▶ [PROVIDED ENTRIES]
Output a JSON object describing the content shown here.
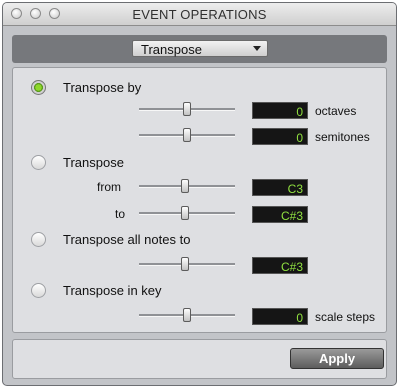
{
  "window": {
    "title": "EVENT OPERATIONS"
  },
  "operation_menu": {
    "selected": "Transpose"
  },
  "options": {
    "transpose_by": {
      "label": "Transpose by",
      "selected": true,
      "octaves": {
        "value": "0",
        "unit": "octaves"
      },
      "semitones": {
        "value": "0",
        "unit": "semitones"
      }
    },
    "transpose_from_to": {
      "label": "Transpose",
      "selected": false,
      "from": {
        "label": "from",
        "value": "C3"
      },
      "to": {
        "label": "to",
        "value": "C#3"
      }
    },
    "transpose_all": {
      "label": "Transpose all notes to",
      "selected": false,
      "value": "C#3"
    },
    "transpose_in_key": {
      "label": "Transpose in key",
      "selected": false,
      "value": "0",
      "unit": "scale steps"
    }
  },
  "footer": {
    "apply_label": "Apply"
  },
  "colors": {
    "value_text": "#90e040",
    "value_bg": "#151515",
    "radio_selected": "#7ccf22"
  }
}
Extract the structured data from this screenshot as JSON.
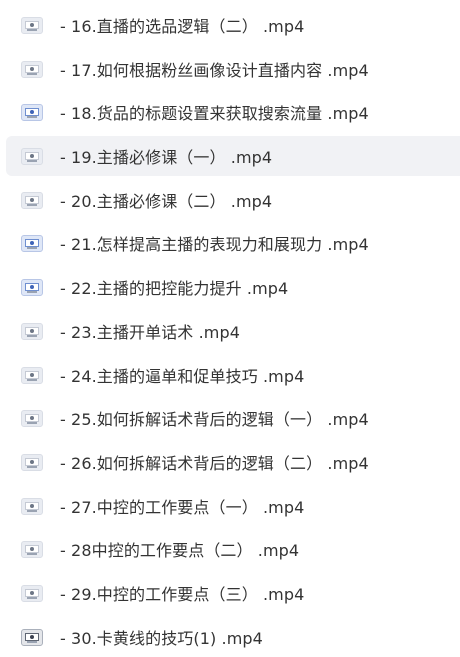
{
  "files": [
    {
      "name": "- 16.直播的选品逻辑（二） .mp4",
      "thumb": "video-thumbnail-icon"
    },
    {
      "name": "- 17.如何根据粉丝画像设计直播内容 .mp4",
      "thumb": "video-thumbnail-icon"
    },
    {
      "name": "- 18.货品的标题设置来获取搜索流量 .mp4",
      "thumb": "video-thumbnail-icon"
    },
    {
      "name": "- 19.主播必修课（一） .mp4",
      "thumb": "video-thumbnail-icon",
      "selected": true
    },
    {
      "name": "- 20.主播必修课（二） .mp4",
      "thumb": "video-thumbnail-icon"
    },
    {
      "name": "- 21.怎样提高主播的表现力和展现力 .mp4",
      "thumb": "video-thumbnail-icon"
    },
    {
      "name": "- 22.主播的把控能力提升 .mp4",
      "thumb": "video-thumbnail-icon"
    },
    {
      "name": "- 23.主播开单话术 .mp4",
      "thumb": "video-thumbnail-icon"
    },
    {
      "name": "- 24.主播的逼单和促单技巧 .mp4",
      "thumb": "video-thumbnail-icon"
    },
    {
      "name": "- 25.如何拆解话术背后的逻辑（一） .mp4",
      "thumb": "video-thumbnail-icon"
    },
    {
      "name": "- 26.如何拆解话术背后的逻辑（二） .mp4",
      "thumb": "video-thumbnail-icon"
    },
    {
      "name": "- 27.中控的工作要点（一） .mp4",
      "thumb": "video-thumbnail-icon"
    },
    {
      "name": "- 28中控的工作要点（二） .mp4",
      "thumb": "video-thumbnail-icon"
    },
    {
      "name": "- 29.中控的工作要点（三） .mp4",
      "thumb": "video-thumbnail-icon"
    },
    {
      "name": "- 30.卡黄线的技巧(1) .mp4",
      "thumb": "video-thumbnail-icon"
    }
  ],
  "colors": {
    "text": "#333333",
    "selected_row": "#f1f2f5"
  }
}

▶ [TASK INSTRUCTIONS] Show every line from the entries above in which the word "unit" appears.

▶ [RESPONSE TO THIS EXERCISE]
        "unit": "octaves"
        "unit": "semitones"
      "unit": "scale steps"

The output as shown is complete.